▶ **The problem**
Filter the records below for the word "this". Copy each line that holds it.

= = = = =

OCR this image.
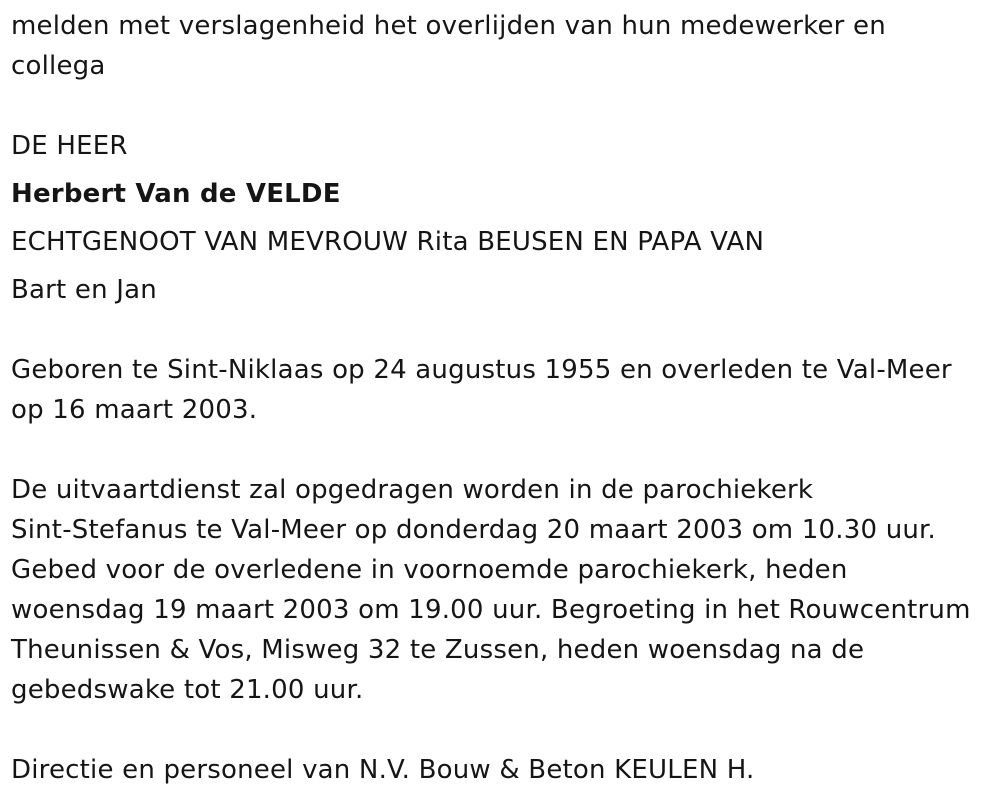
melden met verslagenheid het overlijden van hun medewerker en
collega
DE HEER
Herbert Van de VELDE
ECHTGENOOT VAN MEVROUW Rita BEUSEN EN PAPA VAN
Bart en Jan
Geboren te Sint-Niklaas op 24 augustus 1955 en overleden te Val-Meer
op 16 maart 2003.
De uitvaartdienst zal opgedragen worden in de parochiekerk
Sint-Stefanus te Val-Meer op donderdag 20 maart 2003 om 10.30 uur.
Gebed voor de overledene in voornoemde parochiekerk, heden
woensdag 19 maart 2003 om 19.00 uur. Begroeting in het Rouwcentrum
Theunissen & Vos, Misweg 32 te Zussen, heden woensdag na de
gebedswake tot 21.00 uur.
Directie en personeel van N.V. Bouw & Beton KEULEN H.
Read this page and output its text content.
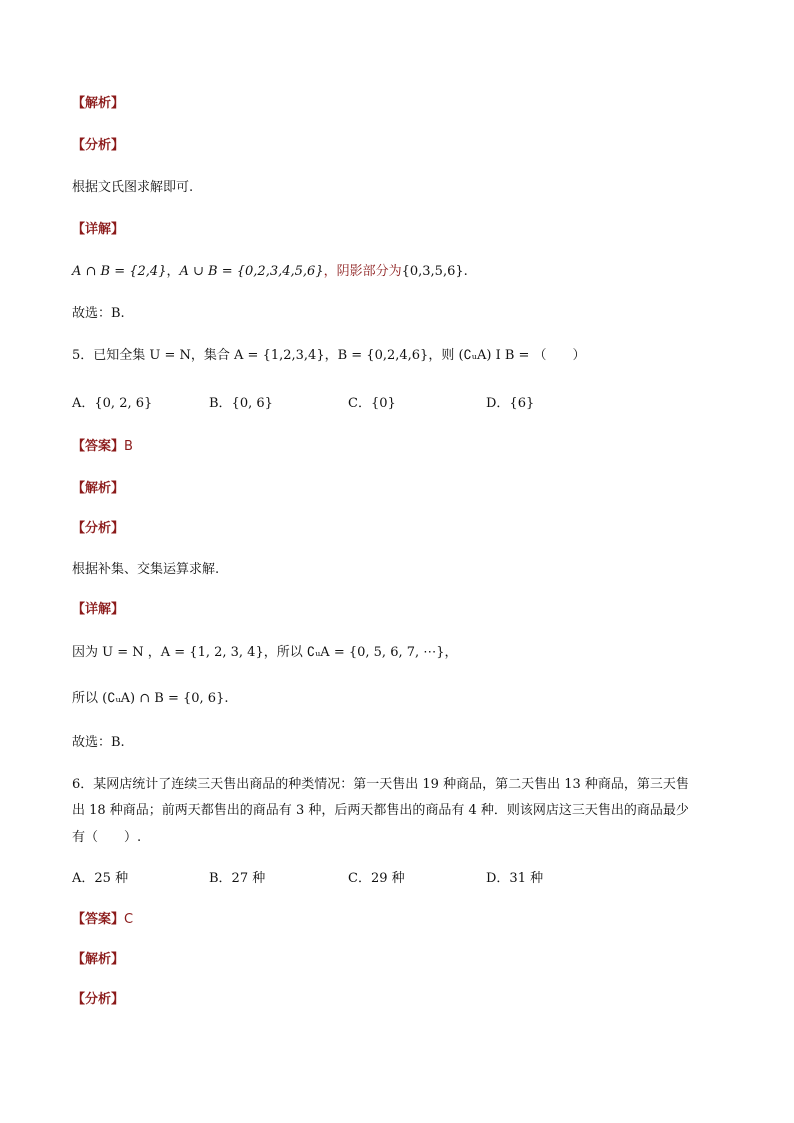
【解析】
【分析】
根据文氏图求解即可.
【详解】
A ∩ B = {2,4}，A ∪ B = {0,2,3,4,5,6}，阴影部分为{0,3,5,6}.
故选：B.
5．已知全集 U = N，集合 A = {1,2,3,4}，B = {0,2,4,6}，则 (∁ᵤA) I B = （　　）
A．{0, 2, 6}	B．{0, 6}	C．{0}	D．{6}
【答案】B
【解析】
【分析】
根据补集、交集运算求解.
【详解】
因为 U = N ，A = {1, 2, 3, 4}，所以 ∁ᵤA = {0, 5, 6, 7, ⋯}，
所以 (∁ᵤA) ∩ B = {0, 6}.
故选：B.
6．某网店统计了连续三天售出商品的种类情况：第一天售出 19 种商品，第二天售出 13 种商品，第三天售
出 18 种商品；前两天都售出的商品有 3 种，后两天都售出的商品有 4 种．则该网店这三天售出的商品最少
有（　　）.
A．25 种	B．27 种	C．29 种	D．31 种
【答案】C
【解析】
【分析】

= = = = =

▶ **Result of the task**
OCR this image.
Read this page and output its text content.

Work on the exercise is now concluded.